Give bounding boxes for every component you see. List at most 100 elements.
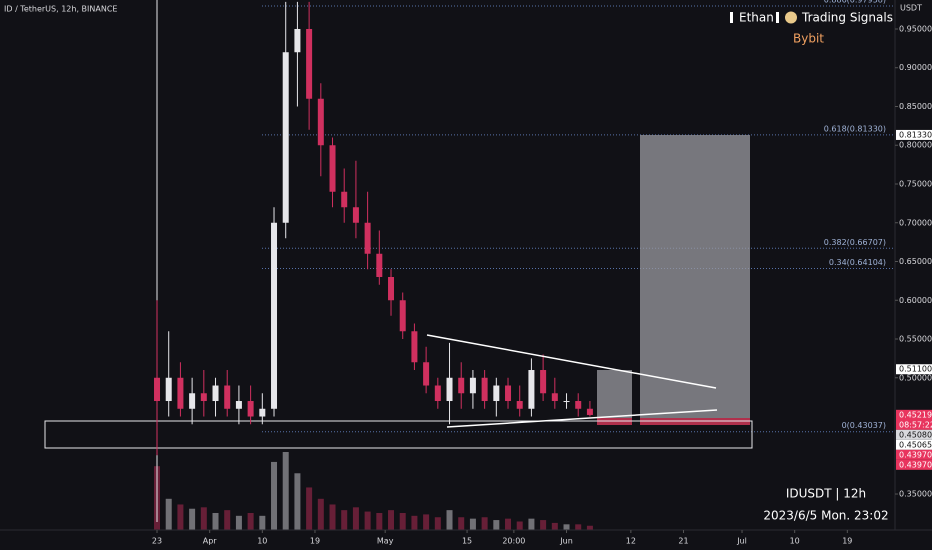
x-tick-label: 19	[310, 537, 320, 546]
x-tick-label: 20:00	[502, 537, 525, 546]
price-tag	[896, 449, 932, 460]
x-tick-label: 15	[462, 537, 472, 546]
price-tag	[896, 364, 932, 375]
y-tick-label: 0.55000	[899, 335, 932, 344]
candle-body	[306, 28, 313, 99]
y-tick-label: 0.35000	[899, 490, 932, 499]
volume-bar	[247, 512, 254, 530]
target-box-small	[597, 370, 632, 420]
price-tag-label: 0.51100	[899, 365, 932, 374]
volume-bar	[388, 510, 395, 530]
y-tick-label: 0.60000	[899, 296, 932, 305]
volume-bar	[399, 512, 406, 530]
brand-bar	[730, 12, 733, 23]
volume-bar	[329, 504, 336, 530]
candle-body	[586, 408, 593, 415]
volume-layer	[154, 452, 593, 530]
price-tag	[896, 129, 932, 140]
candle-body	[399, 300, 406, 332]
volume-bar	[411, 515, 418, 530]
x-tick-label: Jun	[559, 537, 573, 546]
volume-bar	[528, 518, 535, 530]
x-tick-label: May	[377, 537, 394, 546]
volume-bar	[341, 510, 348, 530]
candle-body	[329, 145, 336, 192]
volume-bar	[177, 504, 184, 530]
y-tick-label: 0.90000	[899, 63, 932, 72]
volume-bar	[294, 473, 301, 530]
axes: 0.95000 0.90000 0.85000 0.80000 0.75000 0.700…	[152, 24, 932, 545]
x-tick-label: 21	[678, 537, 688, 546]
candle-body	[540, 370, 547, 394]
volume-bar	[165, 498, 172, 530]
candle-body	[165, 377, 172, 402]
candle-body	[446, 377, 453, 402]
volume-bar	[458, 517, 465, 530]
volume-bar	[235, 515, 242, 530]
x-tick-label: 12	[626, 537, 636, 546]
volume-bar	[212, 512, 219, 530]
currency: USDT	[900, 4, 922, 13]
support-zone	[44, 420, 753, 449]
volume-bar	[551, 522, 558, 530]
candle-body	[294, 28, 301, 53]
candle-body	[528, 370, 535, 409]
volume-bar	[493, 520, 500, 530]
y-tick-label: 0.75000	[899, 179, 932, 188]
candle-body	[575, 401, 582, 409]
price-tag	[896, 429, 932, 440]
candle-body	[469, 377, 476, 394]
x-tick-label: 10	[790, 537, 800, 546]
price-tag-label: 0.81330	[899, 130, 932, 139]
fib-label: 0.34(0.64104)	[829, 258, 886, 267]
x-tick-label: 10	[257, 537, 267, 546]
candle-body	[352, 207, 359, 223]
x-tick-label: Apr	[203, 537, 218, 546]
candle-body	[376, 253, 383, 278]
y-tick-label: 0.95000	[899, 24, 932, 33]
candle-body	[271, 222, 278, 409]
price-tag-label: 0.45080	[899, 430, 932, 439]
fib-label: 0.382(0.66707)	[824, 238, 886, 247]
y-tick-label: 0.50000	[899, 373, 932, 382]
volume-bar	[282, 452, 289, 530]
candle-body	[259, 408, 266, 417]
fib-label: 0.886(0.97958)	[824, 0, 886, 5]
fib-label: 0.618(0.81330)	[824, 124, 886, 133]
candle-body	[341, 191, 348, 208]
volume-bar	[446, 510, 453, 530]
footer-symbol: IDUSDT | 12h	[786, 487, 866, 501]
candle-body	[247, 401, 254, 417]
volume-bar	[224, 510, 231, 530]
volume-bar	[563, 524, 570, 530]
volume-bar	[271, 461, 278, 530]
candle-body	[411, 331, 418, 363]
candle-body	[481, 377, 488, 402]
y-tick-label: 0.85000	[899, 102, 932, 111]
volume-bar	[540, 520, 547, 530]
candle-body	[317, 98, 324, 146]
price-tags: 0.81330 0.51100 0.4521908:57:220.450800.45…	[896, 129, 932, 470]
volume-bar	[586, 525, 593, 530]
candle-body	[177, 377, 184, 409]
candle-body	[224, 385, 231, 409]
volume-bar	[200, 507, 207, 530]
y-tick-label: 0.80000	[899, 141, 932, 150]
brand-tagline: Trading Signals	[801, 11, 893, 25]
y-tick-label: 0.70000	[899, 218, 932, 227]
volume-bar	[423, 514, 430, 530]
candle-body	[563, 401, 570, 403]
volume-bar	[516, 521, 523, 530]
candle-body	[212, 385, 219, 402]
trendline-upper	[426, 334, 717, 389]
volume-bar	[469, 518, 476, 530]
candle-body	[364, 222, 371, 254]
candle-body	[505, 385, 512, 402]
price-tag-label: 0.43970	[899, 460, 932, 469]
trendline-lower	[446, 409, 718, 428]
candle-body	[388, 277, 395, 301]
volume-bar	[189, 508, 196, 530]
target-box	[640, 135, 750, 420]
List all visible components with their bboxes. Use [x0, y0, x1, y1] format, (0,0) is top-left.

***

Your objective »
Extract the part of the data that opens with the line containing "537, 320, 546]" and closes with the line containing "28, 313, 99]", and reproduce those lines verbatim.

Complete response »
x-tick-label: 19	[310, 537, 320, 546]
x-tick-label: 20:00	[502, 537, 525, 546]
price-tag	[896, 449, 932, 460]
x-tick-label: 15	[462, 537, 472, 546]
price-tag	[896, 364, 932, 375]
y-tick-label: 0.55000	[899, 335, 932, 344]
candle-body	[306, 28, 313, 99]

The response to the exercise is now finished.